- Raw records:
* * *

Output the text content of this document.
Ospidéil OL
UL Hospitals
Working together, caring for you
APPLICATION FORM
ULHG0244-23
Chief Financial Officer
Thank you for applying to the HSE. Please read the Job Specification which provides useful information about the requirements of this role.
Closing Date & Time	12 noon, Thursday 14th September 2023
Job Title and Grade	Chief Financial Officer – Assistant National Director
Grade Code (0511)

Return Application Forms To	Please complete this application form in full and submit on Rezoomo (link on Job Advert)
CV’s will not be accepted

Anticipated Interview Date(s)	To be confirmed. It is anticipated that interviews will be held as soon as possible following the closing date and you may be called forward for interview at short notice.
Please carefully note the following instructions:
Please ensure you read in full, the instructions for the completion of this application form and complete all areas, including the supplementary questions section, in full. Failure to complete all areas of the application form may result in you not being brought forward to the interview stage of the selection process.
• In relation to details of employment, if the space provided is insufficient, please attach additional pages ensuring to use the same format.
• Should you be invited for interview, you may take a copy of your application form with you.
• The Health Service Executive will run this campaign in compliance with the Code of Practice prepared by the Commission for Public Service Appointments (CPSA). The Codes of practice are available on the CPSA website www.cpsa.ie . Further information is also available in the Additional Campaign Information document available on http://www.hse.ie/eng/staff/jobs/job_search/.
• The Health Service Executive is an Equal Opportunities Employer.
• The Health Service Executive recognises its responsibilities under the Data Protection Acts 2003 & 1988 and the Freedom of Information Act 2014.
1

* * *

- OBJECTIVE:
Collect, from the material above, every line containing the word "Financial".

- EXPECTED ANSWER:
Chief Financial Officer
Job Title and Grade	Chief Financial Officer – Assistant National Director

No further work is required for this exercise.